WORK INSTRUCTIONS ->
Skip the pictures. Transcribe the rest of the data below without changing a word.

(Dataset records)
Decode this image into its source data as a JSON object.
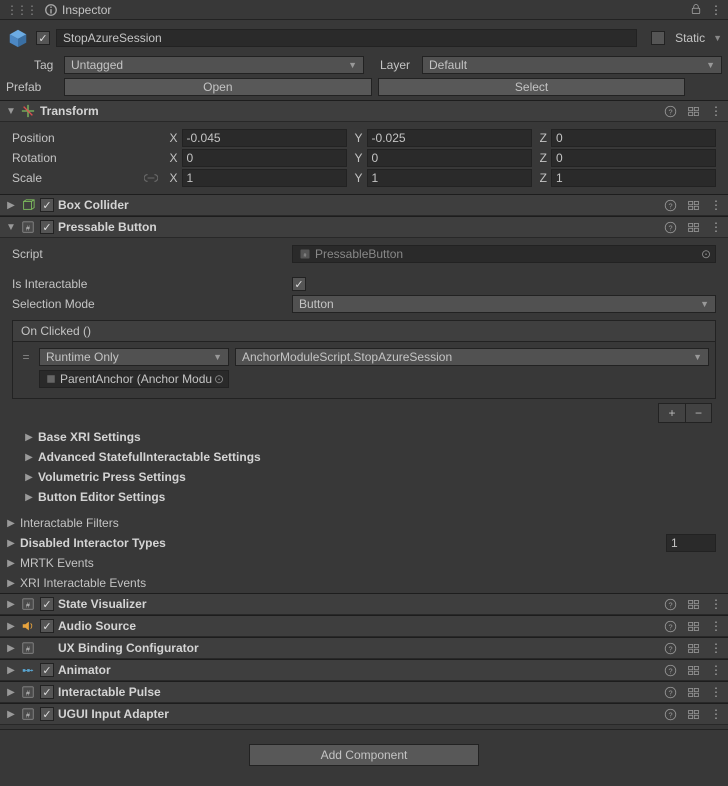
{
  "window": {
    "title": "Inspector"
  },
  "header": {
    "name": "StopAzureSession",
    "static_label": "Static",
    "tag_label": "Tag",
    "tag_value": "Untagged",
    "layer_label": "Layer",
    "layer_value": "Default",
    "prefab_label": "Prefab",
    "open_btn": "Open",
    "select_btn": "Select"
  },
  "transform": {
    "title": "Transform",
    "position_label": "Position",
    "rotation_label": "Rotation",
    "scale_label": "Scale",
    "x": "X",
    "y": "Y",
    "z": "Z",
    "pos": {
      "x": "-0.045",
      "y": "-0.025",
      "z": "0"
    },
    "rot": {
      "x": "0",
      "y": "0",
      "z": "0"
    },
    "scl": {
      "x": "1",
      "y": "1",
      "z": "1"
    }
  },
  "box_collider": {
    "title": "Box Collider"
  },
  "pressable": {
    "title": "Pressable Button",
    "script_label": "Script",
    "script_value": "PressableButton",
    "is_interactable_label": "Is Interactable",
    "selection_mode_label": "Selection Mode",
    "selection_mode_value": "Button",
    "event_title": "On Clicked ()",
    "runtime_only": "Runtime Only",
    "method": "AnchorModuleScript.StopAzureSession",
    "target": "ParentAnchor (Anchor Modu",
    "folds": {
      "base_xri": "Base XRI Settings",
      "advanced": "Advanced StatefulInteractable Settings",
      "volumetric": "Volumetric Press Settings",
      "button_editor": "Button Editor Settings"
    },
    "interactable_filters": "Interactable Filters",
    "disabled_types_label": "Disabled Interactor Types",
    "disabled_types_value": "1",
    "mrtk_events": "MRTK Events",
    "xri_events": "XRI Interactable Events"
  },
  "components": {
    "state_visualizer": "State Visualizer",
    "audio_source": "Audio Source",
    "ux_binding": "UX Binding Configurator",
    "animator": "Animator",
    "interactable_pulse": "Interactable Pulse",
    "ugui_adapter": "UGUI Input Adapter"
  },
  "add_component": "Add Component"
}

THE RESPONSE ->
Decode this image into its source data as a JSON object.
{
  "window": {
    "title": "Inspector"
  },
  "header": {
    "name": "StopAzureSession",
    "static_label": "Static",
    "tag_label": "Tag",
    "tag_value": "Untagged",
    "layer_label": "Layer",
    "layer_value": "Default",
    "prefab_label": "Prefab",
    "open_btn": "Open",
    "select_btn": "Select"
  },
  "transform": {
    "title": "Transform",
    "position_label": "Position",
    "rotation_label": "Rotation",
    "scale_label": "Scale",
    "x": "X",
    "y": "Y",
    "z": "Z",
    "pos": {
      "x": "-0.045",
      "y": "-0.025",
      "z": "0"
    },
    "rot": {
      "x": "0",
      "y": "0",
      "z": "0"
    },
    "scl": {
      "x": "1",
      "y": "1",
      "z": "1"
    }
  },
  "box_collider": {
    "title": "Box Collider"
  },
  "pressable": {
    "title": "Pressable Button",
    "script_label": "Script",
    "script_value": "PressableButton",
    "is_interactable_label": "Is Interactable",
    "selection_mode_label": "Selection Mode",
    "selection_mode_value": "Button",
    "event_title": "On Clicked ()",
    "runtime_only": "Runtime Only",
    "method": "AnchorModuleScript.StopAzureSession",
    "target": "ParentAnchor (Anchor Modu",
    "folds": {
      "base_xri": "Base XRI Settings",
      "advanced": "Advanced StatefulInteractable Settings",
      "volumetric": "Volumetric Press Settings",
      "button_editor": "Button Editor Settings"
    },
    "interactable_filters": "Interactable Filters",
    "disabled_types_label": "Disabled Interactor Types",
    "disabled_types_value": "1",
    "mrtk_events": "MRTK Events",
    "xri_events": "XRI Interactable Events"
  },
  "components": {
    "state_visualizer": "State Visualizer",
    "audio_source": "Audio Source",
    "ux_binding": "UX Binding Configurator",
    "animator": "Animator",
    "interactable_pulse": "Interactable Pulse",
    "ugui_adapter": "UGUI Input Adapter"
  },
  "add_component": "Add Component"
}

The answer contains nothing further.